Output only the lines that run from the line holding "What does this" to the end of the data below, including both ends, without any pictures.

--- start of Exercise material ---

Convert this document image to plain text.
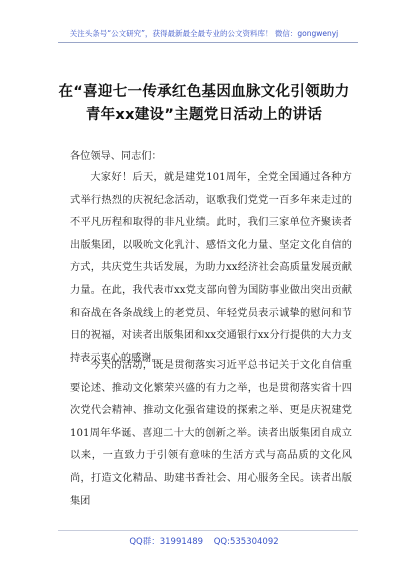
关注头条号“公文研究”，获得最新最全最专业的公文资料库！ 微信：gongwenyj
在“喜迎七一传承红色基因血脉文化引领助力青年xx建设”主题党日活动上的讲话
各位领导、同志们：

大家好！后天，就是建党101周年，全党全国通过各种方式举行热烈的庆祝纪念活动，讴歌我们党党一百多年来走过的不平凡历程和取得的非凡业绩。此时，我们三家单位齐聚读者出版集团，以吸吮文化乳汁、感悟文化力量、坚定文化自信的方式，共庆党生共话发展，为助力xx经济社会高质量发展贡献力量。在此，我代表市xx党支部向曾为国防事业做出突出贡献和奋战在各条战线上的老党员、年轻党员表示诚挚的慰问和节日的祝福，对读者出版集团和xx交通银行xx分行提供的大力支持表示衷心的感谢。

今天的活动，既是贯彻落实习近平总书记关于文化自信重要论述、推动文化繁荣兴盛的有力之举，也是贯彻落实省十四次党代会精神、推动文化强省建设的探索之举、更是庆祝建党101周年华诞、喜迎二十大的创新之举。读者出版集团自成立以来，一直致力于引领有意味的生活方式与高品质的文化风尚，打造文化精品、助建书香社会、用心服务全民。读者出版集团

QQ群：31991489 QQ:535304092
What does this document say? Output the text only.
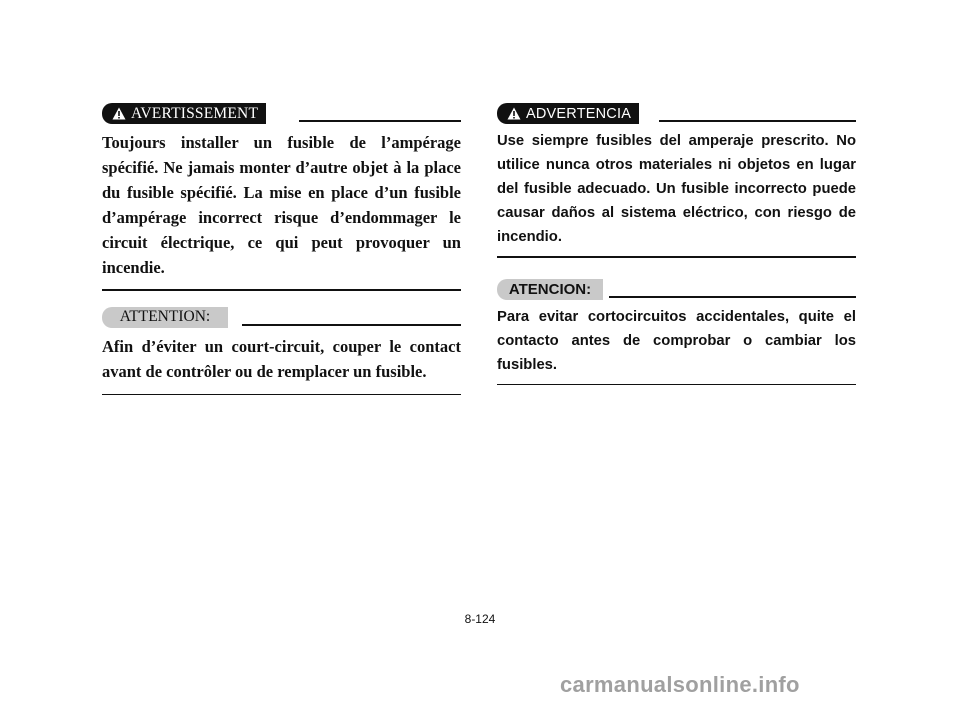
AVERTISSEMENT

Toujours installer un fusible de l’ampérage spécifié. Ne jamais monter d’autre objet à la place du fusible spécifié. La mise en place d’un fusible d’ampérage incorrect risque d’endommager le circuit électrique, ce qui peut provoquer un incendie.

ATTENTION:

Afin d’éviter un court-circuit, couper le contact avant de contrôler ou de remplacer un fusible.

ADVERTENCIA

Use siempre fusibles del amperaje prescrito. No utilice nunca otros materiales ni objetos en lugar del fusible adecuado. Un fusible incorrecto puede causar daños al sistema eléctrico, con riesgo de incendio.

ATENCION:

Para evitar cortocircuitos accidentales, quite el contacto antes de comprobar o cambiar los fusibles.

8-124
carmanualsonline.info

--- end of Exercise material ---

- Problem solution:
What does this document say? Output the text only.
AVERTISSEMENT

Toujours installer un fusible de l’ampérage spécifié. Ne jamais monter d’autre objet à la place du fusible spécifié. La mise en place d’un fusible d’ampérage incorrect risque d’endommager le circuit électrique, ce qui peut provoquer un incendie.

ATTENTION:

Afin d’éviter un court-circuit, couper le contact avant de contrôler ou de remplacer un fusible.

ADVERTENCIA

Use siempre fusibles del amperaje prescrito. No utilice nunca otros materiales ni objetos en lugar del fusible adecuado. Un fusible incorrecto puede causar daños al sistema eléctrico, con riesgo de incendio.

ATENCION:

Para evitar cortocircuitos accidentales, quite el contacto antes de comprobar o cambiar los fusibles.

8-124
carmanualsonline.info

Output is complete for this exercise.